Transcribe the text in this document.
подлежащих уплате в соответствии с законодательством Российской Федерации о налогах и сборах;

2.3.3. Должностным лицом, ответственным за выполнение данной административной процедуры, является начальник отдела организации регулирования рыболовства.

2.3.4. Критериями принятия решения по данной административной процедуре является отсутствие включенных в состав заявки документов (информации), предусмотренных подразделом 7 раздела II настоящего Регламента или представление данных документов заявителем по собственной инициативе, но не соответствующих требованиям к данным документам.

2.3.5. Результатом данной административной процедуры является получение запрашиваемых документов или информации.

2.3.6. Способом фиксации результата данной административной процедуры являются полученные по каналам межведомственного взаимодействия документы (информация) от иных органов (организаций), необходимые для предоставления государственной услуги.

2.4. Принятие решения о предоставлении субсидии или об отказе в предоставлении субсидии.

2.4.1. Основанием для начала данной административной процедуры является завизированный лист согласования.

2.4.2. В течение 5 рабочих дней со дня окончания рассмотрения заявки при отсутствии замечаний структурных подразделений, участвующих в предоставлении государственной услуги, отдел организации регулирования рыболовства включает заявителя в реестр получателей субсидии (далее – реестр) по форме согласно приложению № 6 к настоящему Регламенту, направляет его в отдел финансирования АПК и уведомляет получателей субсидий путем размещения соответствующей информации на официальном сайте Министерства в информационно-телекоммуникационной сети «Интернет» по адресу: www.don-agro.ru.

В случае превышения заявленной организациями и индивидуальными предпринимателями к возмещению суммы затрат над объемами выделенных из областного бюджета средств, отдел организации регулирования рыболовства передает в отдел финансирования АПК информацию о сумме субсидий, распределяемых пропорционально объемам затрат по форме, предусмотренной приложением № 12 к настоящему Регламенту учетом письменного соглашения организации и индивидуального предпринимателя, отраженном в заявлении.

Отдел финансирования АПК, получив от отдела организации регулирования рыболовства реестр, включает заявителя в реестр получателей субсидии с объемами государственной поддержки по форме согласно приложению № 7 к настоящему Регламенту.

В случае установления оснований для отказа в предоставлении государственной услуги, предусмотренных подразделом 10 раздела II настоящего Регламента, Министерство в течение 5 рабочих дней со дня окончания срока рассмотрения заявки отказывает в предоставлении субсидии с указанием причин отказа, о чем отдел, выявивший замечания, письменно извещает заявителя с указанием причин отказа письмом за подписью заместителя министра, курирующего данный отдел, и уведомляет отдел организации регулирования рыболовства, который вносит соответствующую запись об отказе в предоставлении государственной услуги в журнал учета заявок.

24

**Objective**
Your task is to print the whole listing again exactly.

**Response**
Transcribe the text in this document.
подлежащих уплате в соответствии с законодательством Российской Федерации о налогах и сборах;

2.3.3. Должностным лицом, ответственным за выполнение данной административной процедуры, является начальник отдела организации регулирования рыболовства.

2.3.4. Критериями принятия решения по данной административной процедуре является отсутствие включенных в состав заявки документов (информации), предусмотренных подразделом 7 раздела II настоящего Регламента или представление данных документов заявителем по собственной инициативе, но не соответствующих требованиям к данным документам.

2.3.5. Результатом данной административной процедуры является получение запрашиваемых документов или информации.

2.3.6. Способом фиксации результата данной административной процедуры являются полученные по каналам межведомственного взаимодействия документы (информация) от иных органов (организаций), необходимые для предоставления государственной услуги.

2.4. Принятие решения о предоставлении субсидии или об отказе в предоставлении субсидии.

2.4.1. Основанием для начала данной административной процедуры является завизированный лист согласования.

2.4.2. В течение 5 рабочих дней со дня окончания рассмотрения заявки при отсутствии замечаний структурных подразделений, участвующих в предоставлении государственной услуги, отдел организации регулирования рыболовства включает заявителя в реестр получателей субсидии (далее – реестр) по форме согласно приложению № 6 к настоящему Регламенту, направляет его в отдел финансирования АПК и уведомляет получателей субсидий путем размещения соответствующей информации на официальном сайте Министерства в информационно-телекоммуникационной сети «Интернет» по адресу: www.don-agro.ru.

В случае превышения заявленной организациями и индивидуальными предпринимателями к возмещению суммы затрат над объемами выделенных из областного бюджета средств, отдел организации регулирования рыболовства передает в отдел финансирования АПК информацию о сумме субсидий, распределяемых пропорционально объемам затрат по форме, предусмотренной приложением № 12 к настоящему Регламенту учетом письменного соглашения организации и индивидуального предпринимателя, отраженном в заявлении.

Отдел финансирования АПК, получив от отдела организации регулирования рыболовства реестр, включает заявителя в реестр получателей субсидии с объемами государственной поддержки по форме согласно приложению № 7 к настоящему Регламенту.

В случае установления оснований для отказа в предоставлении государственной услуги, предусмотренных подразделом 10 раздела II настоящего Регламента, Министерство в течение 5 рабочих дней со дня окончания срока рассмотрения заявки отказывает в предоставлении субсидии с указанием причин отказа, о чем отдел, выявивший замечания, письменно извещает заявителя с указанием причин отказа письмом за подписью заместителя министра, курирующего данный отдел, и уведомляет отдел организации регулирования рыболовства, который вносит соответствующую запись об отказе в предоставлении государственной услуги в журнал учета заявок.

24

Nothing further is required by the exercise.